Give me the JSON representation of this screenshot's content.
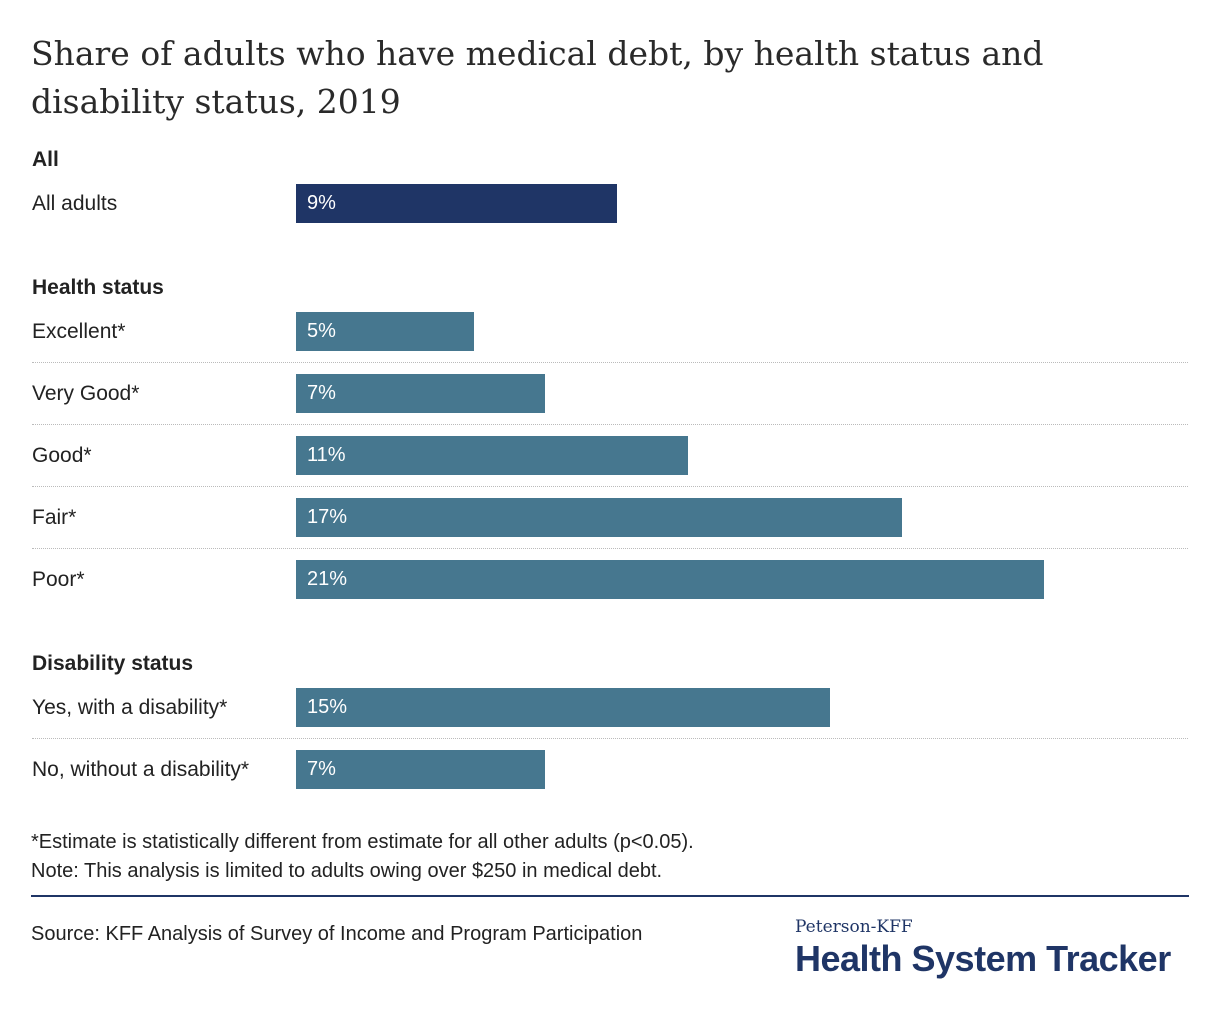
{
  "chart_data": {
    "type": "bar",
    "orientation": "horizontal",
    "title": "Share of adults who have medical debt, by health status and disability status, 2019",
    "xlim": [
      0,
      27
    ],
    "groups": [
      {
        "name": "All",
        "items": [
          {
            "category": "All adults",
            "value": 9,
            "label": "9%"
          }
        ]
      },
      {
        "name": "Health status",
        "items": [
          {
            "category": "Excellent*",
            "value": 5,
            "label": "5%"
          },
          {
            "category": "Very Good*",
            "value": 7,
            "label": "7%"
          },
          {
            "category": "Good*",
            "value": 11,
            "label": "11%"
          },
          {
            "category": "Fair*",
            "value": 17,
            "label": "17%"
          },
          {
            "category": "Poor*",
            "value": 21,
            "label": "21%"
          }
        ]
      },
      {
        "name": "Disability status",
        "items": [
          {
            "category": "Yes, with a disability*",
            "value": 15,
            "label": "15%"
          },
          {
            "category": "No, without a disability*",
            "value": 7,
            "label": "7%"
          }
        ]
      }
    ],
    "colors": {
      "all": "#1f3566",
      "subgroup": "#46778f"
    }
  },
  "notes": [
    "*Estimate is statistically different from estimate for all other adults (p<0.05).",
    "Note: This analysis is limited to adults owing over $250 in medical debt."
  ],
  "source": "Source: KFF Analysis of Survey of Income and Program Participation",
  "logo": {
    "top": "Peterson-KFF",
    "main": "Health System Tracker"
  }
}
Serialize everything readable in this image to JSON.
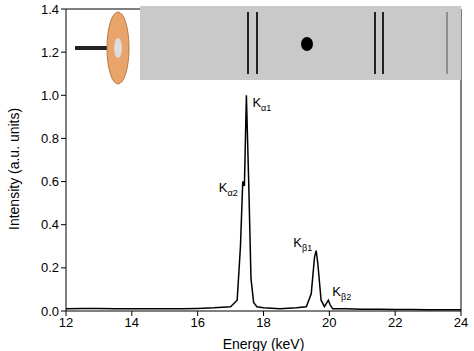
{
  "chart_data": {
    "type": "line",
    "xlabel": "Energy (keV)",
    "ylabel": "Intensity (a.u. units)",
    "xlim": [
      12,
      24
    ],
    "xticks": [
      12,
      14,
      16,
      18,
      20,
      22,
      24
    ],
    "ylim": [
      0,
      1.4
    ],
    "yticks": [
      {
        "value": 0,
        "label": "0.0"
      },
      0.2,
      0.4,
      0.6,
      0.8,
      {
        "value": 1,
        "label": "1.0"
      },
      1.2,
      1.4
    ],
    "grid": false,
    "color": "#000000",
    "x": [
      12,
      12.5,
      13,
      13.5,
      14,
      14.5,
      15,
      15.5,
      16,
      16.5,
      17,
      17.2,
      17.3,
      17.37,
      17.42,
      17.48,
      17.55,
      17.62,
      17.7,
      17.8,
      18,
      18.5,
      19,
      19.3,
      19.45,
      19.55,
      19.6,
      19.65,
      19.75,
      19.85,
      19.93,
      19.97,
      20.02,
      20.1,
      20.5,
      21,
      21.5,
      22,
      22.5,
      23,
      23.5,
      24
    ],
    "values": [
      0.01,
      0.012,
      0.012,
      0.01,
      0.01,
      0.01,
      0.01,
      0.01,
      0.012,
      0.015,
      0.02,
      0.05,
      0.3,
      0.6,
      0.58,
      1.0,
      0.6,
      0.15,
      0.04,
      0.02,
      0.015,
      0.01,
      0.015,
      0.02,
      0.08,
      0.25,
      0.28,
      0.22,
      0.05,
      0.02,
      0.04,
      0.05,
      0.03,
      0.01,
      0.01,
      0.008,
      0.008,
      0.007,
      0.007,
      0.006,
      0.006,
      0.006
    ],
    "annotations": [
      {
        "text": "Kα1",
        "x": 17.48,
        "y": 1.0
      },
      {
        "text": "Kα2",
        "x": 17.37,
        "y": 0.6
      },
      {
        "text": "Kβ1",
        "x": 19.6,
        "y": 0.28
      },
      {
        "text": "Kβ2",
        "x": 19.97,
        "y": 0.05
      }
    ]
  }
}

• [Goal]: What is needed is an exact reproduction of the data, pictures excluded.

• [Response to this exercise]:
Give me the JSON representation of this screenshot's content.
{
  "chart_data": {
    "type": "bar",
    "orientation": "horizontal",
    "title": "Share of adults who have medical debt, by health status and disability status, 2019",
    "xlim": [
      0,
      27
    ],
    "groups": [
      {
        "name": "All",
        "items": [
          {
            "category": "All adults",
            "value": 9,
            "label": "9%"
          }
        ]
      },
      {
        "name": "Health status",
        "items": [
          {
            "category": "Excellent*",
            "value": 5,
            "label": "5%"
          },
          {
            "category": "Very Good*",
            "value": 7,
            "label": "7%"
          },
          {
            "category": "Good*",
            "value": 11,
            "label": "11%"
          },
          {
            "category": "Fair*",
            "value": 17,
            "label": "17%"
          },
          {
            "category": "Poor*",
            "value": 21,
            "label": "21%"
          }
        ]
      },
      {
        "name": "Disability status",
        "items": [
          {
            "category": "Yes, with a disability*",
            "value": 15,
            "label": "15%"
          },
          {
            "category": "No, without a disability*",
            "value": 7,
            "label": "7%"
          }
        ]
      }
    ],
    "colors": {
      "all": "#1f3566",
      "subgroup": "#46778f"
    }
  },
  "notes": [
    "*Estimate is statistically different from estimate for all other adults (p<0.05).",
    "Note: This analysis is limited to adults owing over $250 in medical debt."
  ],
  "source": "Source: KFF Analysis of Survey of Income and Program Participation",
  "logo": {
    "top": "Peterson-KFF",
    "main": "Health System Tracker"
  }
}
Serialize everything readable in this image to JSON.
{
  "chart_data": {
    "type": "line",
    "xlabel": "Energy (keV)",
    "ylabel": "Intensity (a.u. units)",
    "xlim": [
      12,
      24
    ],
    "xticks": [
      12,
      14,
      16,
      18,
      20,
      22,
      24
    ],
    "ylim": [
      0,
      1.4
    ],
    "yticks": [
      {
        "value": 0,
        "label": "0.0"
      },
      0.2,
      0.4,
      0.6,
      0.8,
      {
        "value": 1,
        "label": "1.0"
      },
      1.2,
      1.4
    ],
    "grid": false,
    "color": "#000000",
    "x": [
      12,
      12.5,
      13,
      13.5,
      14,
      14.5,
      15,
      15.5,
      16,
      16.5,
      17,
      17.2,
      17.3,
      17.37,
      17.42,
      17.48,
      17.55,
      17.62,
      17.7,
      17.8,
      18,
      18.5,
      19,
      19.3,
      19.45,
      19.55,
      19.6,
      19.65,
      19.75,
      19.85,
      19.93,
      19.97,
      20.02,
      20.1,
      20.5,
      21,
      21.5,
      22,
      22.5,
      23,
      23.5,
      24
    ],
    "values": [
      0.01,
      0.012,
      0.012,
      0.01,
      0.01,
      0.01,
      0.01,
      0.01,
      0.012,
      0.015,
      0.02,
      0.05,
      0.3,
      0.6,
      0.58,
      1.0,
      0.6,
      0.15,
      0.04,
      0.02,
      0.015,
      0.01,
      0.015,
      0.02,
      0.08,
      0.25,
      0.28,
      0.22,
      0.05,
      0.02,
      0.04,
      0.05,
      0.03,
      0.01,
      0.01,
      0.008,
      0.008,
      0.007,
      0.007,
      0.006,
      0.006,
      0.006
    ],
    "annotations": [
      {
        "text": "Kα1",
        "x": 17.48,
        "y": 1.0
      },
      {
        "text": "Kα2",
        "x": 17.37,
        "y": 0.6
      },
      {
        "text": "Kβ1",
        "x": 19.6,
        "y": 0.28
      },
      {
        "text": "Kβ2",
        "x": 19.97,
        "y": 0.05
      }
    ]
  }
}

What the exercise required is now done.